** Data follows **

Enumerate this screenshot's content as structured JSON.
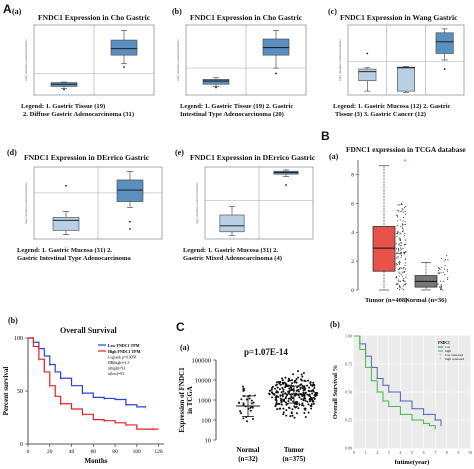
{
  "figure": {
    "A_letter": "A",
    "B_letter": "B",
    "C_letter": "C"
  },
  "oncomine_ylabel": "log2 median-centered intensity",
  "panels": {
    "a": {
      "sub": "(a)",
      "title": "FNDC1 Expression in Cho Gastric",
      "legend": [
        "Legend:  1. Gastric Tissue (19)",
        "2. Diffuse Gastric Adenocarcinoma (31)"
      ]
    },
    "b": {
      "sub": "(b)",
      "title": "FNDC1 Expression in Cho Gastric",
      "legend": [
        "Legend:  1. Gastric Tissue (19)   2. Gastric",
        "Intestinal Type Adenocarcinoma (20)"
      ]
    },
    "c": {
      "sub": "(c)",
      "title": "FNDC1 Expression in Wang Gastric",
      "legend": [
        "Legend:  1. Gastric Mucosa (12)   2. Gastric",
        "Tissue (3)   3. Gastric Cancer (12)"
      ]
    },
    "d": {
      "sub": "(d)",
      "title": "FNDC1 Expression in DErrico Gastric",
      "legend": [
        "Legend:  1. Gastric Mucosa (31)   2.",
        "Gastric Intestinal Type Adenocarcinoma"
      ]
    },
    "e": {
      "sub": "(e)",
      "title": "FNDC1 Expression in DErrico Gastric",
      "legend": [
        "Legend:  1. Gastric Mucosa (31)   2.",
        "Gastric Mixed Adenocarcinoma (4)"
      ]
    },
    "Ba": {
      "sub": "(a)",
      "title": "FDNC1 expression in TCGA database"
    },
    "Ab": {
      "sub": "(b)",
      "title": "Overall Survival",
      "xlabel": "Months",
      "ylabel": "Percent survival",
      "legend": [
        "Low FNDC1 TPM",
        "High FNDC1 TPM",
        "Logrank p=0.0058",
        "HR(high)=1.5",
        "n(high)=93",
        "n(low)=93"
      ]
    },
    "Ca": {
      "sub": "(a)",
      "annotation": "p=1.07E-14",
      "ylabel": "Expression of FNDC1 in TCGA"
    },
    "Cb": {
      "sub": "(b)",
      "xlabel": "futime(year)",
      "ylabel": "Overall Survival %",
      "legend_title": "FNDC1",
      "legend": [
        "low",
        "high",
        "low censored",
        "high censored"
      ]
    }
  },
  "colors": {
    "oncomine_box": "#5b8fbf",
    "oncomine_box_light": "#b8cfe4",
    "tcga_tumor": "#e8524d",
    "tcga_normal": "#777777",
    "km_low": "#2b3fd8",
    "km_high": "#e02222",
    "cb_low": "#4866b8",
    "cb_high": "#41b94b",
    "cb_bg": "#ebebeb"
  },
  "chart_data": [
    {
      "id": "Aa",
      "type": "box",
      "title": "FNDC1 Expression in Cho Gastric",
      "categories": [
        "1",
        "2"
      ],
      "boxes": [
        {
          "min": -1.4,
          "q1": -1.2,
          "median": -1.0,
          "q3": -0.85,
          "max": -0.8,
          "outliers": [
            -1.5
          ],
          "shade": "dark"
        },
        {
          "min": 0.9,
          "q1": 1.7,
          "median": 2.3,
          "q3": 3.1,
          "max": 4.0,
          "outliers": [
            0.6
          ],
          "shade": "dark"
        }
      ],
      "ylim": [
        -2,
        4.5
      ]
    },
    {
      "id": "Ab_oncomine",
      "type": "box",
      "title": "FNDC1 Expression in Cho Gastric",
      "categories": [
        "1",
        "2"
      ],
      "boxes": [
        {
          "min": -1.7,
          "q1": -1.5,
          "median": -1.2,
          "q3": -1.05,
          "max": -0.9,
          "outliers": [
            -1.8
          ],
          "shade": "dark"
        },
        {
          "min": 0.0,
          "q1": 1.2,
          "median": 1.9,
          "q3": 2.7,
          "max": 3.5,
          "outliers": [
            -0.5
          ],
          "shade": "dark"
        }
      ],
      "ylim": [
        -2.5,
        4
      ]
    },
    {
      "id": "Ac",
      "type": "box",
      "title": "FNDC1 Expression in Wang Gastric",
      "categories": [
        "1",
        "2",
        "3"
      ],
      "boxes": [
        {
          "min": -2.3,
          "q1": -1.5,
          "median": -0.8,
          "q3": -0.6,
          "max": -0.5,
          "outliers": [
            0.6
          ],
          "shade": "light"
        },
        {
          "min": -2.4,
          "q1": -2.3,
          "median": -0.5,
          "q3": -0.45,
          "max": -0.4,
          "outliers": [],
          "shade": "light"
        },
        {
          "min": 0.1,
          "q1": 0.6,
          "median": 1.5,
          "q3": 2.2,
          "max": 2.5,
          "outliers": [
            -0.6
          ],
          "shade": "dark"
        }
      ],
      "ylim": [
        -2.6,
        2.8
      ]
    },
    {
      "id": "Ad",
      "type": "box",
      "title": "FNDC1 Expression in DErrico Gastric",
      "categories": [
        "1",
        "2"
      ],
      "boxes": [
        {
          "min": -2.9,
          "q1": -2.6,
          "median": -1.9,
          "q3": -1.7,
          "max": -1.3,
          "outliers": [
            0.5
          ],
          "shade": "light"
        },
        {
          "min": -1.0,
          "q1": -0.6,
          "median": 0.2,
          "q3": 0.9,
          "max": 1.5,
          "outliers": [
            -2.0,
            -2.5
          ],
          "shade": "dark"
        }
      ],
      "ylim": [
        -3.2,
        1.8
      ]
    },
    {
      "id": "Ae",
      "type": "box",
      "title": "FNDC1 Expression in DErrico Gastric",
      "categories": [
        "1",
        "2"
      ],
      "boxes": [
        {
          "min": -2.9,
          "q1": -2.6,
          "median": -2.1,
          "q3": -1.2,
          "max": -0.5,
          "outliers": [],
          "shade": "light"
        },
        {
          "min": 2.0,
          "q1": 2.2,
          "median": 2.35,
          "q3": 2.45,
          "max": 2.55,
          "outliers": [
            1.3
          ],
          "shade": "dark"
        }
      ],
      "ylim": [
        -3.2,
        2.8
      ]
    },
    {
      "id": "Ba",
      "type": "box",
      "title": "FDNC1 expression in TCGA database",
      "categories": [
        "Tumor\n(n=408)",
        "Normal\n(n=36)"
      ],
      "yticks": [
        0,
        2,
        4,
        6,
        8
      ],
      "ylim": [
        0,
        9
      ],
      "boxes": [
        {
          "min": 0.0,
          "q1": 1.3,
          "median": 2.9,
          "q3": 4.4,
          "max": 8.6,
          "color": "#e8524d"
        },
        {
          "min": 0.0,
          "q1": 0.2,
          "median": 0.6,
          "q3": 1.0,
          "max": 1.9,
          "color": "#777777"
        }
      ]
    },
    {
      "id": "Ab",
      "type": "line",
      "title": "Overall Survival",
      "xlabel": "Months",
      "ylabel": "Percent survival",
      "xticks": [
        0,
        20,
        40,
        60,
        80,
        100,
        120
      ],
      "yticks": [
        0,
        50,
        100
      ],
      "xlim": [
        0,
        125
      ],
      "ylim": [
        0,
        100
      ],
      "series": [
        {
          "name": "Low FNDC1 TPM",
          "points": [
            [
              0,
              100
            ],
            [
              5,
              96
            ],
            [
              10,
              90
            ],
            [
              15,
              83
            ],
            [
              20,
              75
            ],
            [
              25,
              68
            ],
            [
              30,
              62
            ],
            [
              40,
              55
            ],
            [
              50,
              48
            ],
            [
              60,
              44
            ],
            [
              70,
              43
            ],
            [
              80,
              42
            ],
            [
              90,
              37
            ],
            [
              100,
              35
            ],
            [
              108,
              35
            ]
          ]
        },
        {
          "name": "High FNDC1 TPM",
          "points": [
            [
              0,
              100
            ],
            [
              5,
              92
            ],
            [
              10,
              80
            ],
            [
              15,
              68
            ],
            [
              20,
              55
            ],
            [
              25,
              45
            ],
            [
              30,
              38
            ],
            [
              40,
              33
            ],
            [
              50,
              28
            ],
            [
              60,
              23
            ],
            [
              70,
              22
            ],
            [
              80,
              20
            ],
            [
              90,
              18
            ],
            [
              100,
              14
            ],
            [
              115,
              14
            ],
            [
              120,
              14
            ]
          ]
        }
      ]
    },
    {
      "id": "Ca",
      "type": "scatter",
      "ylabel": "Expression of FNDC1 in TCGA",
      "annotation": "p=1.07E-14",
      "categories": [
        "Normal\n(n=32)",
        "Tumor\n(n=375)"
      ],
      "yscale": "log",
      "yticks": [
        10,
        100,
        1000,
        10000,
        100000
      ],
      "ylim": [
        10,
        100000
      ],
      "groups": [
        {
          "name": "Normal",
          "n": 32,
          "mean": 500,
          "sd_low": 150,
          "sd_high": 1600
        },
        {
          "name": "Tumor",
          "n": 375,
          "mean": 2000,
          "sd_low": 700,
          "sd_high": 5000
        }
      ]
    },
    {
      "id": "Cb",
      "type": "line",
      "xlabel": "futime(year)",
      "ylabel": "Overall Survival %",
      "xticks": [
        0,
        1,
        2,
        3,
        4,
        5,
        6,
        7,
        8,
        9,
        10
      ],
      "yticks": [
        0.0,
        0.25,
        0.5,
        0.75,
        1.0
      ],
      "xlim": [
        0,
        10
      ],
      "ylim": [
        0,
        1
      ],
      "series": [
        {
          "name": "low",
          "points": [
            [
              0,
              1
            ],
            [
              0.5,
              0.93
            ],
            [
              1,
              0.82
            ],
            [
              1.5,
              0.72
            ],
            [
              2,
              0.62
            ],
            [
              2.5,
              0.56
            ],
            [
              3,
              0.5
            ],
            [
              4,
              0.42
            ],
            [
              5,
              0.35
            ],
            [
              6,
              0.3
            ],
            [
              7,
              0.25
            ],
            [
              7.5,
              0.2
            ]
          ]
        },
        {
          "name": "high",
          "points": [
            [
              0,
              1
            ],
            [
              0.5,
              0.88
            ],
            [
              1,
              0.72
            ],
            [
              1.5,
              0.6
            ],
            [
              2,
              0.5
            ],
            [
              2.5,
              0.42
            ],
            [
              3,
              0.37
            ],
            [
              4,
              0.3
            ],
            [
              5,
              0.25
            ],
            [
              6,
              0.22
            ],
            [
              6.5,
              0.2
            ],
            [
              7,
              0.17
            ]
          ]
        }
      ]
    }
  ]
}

** End of Data **

Search the material for the string "Adenocarcinoma" and return each line that has it.

        "2. Diffuse Gastric Adenocarcinoma (31)"
        "Intestinal Type Adenocarcinoma (20)"
        "Gastric Intestinal Type Adenocarcinoma"
        "Gastric Mixed Adenocarcinoma (4)"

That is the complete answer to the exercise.